>> Begin

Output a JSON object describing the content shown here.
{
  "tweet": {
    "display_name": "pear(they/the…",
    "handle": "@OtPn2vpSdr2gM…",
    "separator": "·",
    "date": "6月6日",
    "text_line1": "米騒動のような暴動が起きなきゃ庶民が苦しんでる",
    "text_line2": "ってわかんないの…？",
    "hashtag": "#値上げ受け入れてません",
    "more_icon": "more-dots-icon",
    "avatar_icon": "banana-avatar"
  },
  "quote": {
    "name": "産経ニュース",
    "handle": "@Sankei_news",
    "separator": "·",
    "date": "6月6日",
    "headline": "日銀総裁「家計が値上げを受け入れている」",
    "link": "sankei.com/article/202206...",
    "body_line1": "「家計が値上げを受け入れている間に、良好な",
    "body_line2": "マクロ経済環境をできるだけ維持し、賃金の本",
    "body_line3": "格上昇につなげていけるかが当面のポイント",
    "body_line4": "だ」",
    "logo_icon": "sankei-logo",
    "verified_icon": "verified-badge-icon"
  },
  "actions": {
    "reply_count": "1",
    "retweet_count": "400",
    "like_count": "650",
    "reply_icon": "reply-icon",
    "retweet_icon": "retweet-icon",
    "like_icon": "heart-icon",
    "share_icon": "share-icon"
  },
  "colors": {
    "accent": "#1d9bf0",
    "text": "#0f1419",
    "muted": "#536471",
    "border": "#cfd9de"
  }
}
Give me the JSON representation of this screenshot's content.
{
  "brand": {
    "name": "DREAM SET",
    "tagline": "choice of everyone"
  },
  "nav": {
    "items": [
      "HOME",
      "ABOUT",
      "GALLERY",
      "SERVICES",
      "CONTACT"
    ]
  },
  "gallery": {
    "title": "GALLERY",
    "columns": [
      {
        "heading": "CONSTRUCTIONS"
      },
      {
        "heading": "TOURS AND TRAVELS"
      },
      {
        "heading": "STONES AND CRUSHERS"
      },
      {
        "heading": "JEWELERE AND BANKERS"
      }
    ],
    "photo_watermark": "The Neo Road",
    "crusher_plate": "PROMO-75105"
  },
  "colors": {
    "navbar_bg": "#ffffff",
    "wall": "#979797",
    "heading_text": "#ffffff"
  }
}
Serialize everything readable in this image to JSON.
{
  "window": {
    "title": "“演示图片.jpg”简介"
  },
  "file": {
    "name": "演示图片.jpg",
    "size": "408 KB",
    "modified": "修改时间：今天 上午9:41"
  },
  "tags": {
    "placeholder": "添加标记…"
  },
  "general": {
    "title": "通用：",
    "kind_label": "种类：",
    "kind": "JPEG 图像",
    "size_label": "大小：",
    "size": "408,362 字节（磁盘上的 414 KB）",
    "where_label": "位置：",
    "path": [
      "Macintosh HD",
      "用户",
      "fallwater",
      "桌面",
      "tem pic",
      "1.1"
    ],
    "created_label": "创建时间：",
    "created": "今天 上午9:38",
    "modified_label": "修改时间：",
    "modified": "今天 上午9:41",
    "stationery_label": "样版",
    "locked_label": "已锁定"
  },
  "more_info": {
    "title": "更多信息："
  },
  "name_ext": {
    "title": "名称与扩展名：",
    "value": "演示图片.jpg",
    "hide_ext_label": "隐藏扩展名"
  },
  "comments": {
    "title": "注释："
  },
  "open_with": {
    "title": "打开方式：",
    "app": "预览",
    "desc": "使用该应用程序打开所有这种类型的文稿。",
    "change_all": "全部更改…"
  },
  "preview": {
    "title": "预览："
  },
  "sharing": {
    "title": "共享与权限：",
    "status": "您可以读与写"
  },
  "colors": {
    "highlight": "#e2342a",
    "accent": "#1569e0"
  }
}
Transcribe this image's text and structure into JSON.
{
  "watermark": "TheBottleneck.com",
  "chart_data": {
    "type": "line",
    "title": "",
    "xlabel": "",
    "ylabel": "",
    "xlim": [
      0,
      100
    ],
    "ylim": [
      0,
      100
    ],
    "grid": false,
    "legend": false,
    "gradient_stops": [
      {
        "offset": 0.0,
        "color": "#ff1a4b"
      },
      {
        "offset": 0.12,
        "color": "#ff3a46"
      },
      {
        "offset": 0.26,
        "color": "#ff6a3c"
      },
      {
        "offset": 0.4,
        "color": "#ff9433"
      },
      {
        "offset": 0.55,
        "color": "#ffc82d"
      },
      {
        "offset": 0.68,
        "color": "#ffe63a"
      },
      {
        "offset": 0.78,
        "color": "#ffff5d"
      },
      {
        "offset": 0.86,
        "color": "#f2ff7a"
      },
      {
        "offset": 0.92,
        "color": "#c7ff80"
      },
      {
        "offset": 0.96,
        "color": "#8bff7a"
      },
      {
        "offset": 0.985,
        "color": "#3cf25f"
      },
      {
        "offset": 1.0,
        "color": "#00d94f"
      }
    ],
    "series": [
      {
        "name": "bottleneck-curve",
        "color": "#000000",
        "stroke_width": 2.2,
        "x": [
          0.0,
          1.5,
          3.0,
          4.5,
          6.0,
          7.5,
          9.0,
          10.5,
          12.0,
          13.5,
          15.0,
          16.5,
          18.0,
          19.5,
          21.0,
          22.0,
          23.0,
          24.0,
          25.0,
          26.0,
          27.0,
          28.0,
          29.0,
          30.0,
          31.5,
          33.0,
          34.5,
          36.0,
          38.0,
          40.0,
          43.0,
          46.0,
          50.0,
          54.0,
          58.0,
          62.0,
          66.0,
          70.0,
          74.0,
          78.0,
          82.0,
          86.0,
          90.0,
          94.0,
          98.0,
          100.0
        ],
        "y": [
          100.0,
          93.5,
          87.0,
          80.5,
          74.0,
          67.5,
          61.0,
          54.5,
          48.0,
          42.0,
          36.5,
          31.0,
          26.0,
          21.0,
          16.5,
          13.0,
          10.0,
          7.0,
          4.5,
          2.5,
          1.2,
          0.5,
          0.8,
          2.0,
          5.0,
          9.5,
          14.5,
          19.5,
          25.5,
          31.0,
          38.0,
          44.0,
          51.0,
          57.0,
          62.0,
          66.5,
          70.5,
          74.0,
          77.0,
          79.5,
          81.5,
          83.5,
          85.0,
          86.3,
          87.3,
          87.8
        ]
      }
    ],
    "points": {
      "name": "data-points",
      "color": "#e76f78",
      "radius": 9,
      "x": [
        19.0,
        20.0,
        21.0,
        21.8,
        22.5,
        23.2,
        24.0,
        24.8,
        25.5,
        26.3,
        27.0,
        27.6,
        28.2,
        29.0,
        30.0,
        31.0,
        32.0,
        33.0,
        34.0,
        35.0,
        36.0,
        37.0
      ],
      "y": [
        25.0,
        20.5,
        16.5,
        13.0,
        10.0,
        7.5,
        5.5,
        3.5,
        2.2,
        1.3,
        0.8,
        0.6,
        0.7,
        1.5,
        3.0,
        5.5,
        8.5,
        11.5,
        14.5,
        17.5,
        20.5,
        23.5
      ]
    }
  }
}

>> End

**Instructions for the task**
Reply with one number only: the count of lines in the entries that contain "演示图片".

**The answer**
3